A block of data

# # # # # # #

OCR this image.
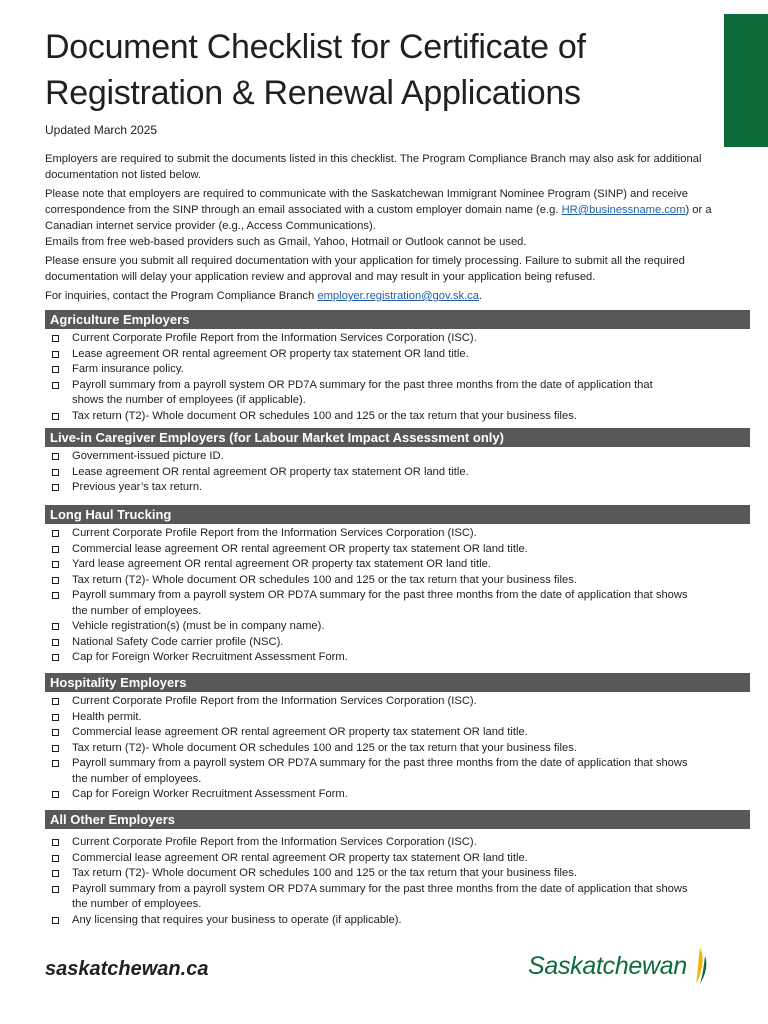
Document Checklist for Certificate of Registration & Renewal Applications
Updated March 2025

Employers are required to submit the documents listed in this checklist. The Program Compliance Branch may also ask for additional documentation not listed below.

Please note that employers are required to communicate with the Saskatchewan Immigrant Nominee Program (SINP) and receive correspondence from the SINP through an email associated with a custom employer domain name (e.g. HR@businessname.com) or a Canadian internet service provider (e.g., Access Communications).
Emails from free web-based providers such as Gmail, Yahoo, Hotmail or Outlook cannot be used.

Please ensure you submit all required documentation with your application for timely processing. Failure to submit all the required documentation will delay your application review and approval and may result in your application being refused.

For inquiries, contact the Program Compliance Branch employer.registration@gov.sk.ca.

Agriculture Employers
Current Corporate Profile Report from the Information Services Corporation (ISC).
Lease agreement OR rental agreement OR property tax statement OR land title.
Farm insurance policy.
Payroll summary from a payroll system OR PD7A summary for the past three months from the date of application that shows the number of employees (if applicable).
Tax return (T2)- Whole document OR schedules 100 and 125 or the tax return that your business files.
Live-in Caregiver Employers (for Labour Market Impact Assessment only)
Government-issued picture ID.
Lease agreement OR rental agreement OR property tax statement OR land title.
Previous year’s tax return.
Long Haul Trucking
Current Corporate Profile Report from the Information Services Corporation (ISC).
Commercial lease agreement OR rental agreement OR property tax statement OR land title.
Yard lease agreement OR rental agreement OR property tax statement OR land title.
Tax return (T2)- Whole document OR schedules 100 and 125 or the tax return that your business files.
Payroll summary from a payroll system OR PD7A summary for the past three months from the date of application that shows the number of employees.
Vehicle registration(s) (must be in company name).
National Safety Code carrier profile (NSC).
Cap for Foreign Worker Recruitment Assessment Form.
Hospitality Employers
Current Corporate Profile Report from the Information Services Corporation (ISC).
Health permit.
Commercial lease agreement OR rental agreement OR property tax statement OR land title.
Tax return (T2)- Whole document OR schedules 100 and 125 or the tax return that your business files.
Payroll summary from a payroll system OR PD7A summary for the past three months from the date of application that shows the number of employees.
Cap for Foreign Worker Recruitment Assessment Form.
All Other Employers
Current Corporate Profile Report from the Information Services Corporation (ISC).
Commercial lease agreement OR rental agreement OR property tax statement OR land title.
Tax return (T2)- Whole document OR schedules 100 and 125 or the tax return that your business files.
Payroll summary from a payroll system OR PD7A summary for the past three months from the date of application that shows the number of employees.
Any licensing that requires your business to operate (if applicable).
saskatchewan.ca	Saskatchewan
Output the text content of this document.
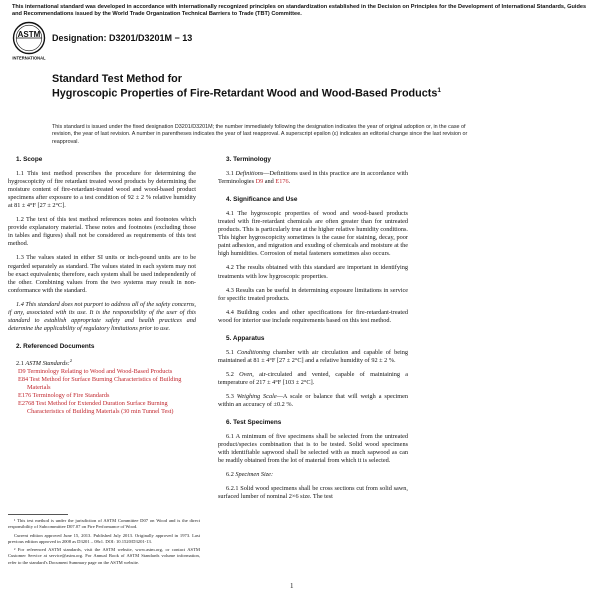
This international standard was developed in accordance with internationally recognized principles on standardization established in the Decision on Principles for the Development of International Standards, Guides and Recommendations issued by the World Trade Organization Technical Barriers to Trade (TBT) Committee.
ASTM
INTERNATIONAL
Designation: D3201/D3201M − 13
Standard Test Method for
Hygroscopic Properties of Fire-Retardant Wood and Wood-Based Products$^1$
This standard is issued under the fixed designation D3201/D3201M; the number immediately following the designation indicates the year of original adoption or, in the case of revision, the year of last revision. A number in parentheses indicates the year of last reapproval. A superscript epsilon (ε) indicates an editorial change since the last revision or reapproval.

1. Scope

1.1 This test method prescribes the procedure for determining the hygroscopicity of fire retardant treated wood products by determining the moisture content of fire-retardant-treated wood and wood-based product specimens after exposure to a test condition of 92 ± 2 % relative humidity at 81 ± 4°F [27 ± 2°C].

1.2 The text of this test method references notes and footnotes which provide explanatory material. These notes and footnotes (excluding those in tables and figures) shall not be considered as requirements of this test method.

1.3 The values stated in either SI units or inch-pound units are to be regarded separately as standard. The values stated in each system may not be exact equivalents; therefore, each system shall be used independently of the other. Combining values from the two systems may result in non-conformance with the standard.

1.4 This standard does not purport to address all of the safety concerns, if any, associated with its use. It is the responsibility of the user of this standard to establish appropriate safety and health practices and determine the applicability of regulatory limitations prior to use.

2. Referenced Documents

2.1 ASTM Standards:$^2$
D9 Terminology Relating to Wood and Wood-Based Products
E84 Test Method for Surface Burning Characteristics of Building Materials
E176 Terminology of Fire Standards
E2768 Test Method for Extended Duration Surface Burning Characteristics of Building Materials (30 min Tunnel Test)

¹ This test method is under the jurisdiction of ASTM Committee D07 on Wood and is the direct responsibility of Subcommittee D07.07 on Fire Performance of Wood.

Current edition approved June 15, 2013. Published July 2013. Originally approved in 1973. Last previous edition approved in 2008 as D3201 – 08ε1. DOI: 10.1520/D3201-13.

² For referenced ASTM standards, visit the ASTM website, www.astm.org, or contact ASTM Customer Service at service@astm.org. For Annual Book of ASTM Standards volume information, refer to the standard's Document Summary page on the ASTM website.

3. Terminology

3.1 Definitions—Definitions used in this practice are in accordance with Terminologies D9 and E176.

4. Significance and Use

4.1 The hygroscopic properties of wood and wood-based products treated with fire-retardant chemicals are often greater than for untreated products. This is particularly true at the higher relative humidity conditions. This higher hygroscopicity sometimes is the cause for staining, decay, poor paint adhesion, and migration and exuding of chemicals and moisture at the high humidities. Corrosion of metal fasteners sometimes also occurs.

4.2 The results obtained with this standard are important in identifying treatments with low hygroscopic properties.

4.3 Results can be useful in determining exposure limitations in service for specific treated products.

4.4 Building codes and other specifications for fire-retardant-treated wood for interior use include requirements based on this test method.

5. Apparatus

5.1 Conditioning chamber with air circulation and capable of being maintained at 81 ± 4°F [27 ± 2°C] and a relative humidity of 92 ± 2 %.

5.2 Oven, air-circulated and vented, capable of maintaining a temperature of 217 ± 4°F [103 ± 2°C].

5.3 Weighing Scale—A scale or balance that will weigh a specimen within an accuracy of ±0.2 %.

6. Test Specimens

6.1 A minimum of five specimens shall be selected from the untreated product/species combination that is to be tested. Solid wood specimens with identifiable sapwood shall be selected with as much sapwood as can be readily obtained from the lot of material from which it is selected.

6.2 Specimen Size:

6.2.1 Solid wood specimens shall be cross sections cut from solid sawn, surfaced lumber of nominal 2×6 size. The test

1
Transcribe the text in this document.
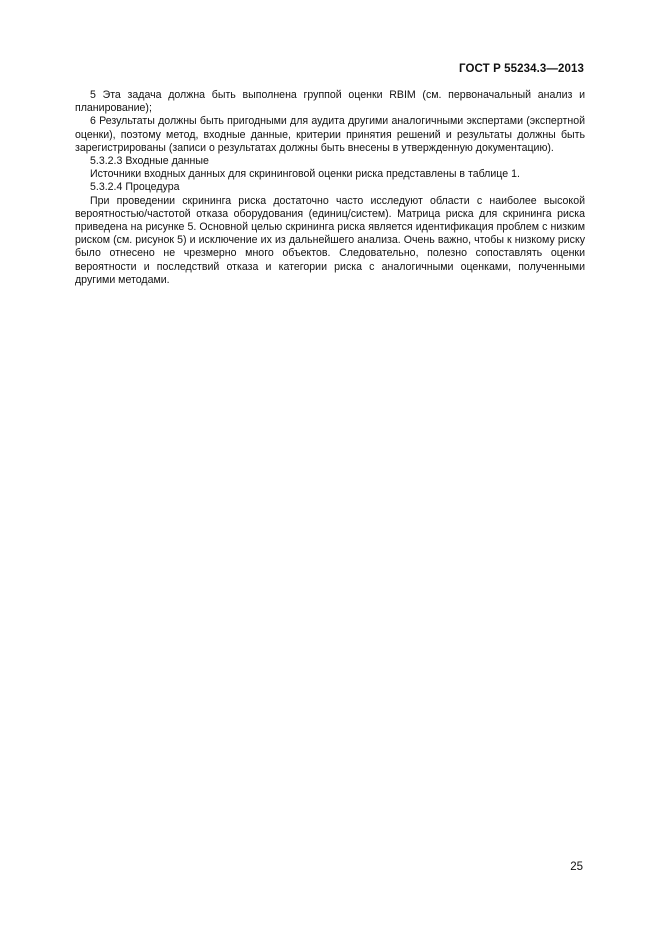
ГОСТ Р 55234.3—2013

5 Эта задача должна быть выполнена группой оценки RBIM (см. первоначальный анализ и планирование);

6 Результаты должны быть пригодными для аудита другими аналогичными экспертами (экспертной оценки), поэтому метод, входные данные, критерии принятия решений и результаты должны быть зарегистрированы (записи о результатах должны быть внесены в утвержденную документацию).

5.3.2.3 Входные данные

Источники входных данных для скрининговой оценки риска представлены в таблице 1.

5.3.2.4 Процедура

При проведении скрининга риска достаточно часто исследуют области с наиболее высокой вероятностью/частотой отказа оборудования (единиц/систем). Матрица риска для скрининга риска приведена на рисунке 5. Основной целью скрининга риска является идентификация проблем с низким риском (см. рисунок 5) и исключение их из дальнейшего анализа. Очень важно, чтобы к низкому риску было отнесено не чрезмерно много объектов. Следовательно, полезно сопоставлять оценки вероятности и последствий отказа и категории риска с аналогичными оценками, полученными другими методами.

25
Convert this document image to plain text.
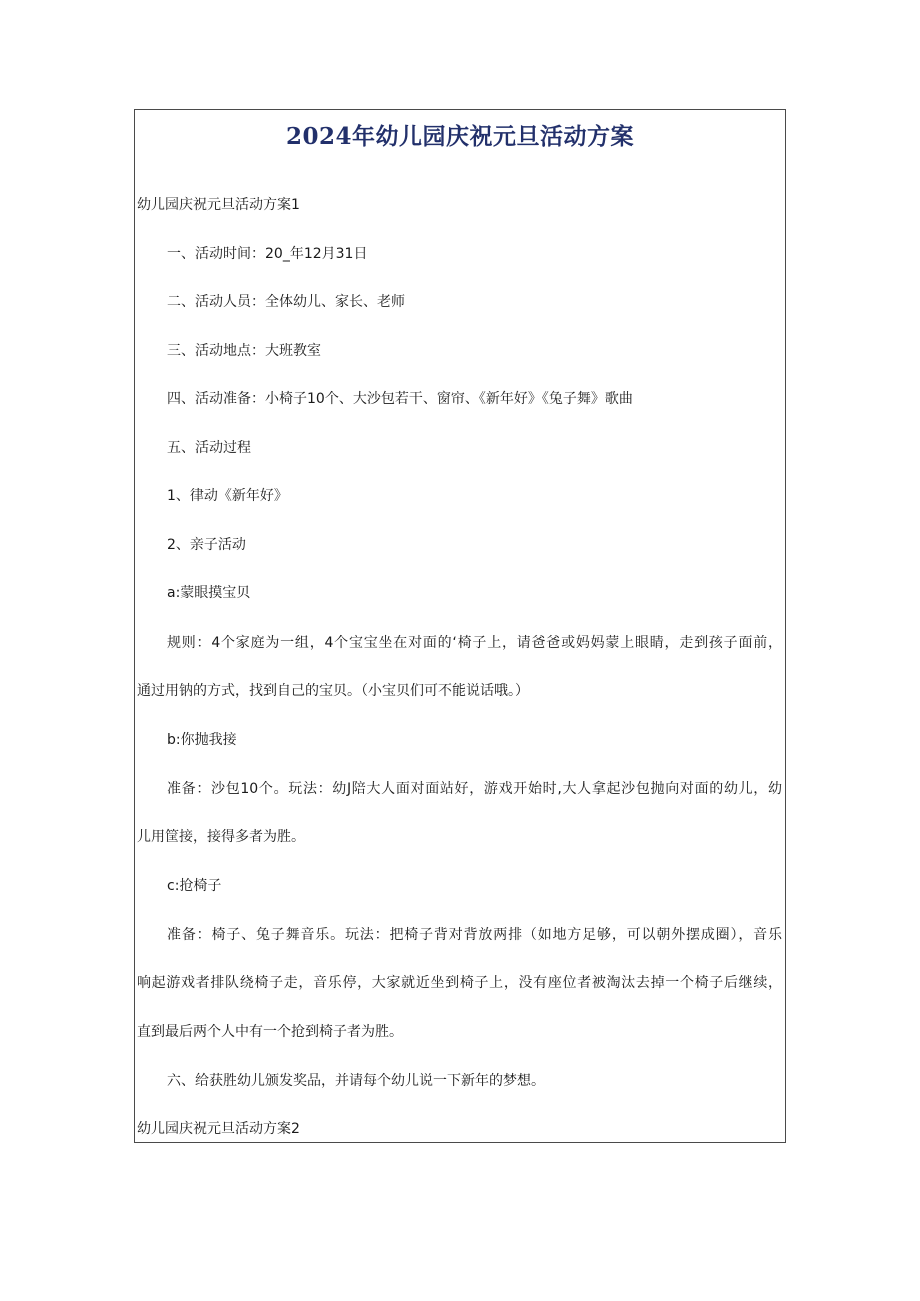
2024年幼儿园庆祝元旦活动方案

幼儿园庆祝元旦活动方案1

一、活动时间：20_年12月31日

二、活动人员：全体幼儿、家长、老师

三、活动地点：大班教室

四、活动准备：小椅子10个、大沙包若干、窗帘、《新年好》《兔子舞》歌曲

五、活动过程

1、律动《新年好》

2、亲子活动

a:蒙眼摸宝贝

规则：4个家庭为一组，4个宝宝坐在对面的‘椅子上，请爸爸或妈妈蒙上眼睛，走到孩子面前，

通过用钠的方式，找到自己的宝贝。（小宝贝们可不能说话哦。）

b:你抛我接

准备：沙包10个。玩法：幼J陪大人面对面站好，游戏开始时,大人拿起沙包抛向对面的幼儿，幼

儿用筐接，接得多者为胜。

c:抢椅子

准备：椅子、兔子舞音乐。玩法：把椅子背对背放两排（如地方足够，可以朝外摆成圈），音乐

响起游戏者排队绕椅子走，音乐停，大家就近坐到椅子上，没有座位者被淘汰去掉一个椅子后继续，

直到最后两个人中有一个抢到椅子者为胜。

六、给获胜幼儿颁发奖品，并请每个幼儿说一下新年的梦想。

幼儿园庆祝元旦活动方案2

# # # # # # #

Within the listing above, work out how many lines contain the string "year", and reply with that number only.

2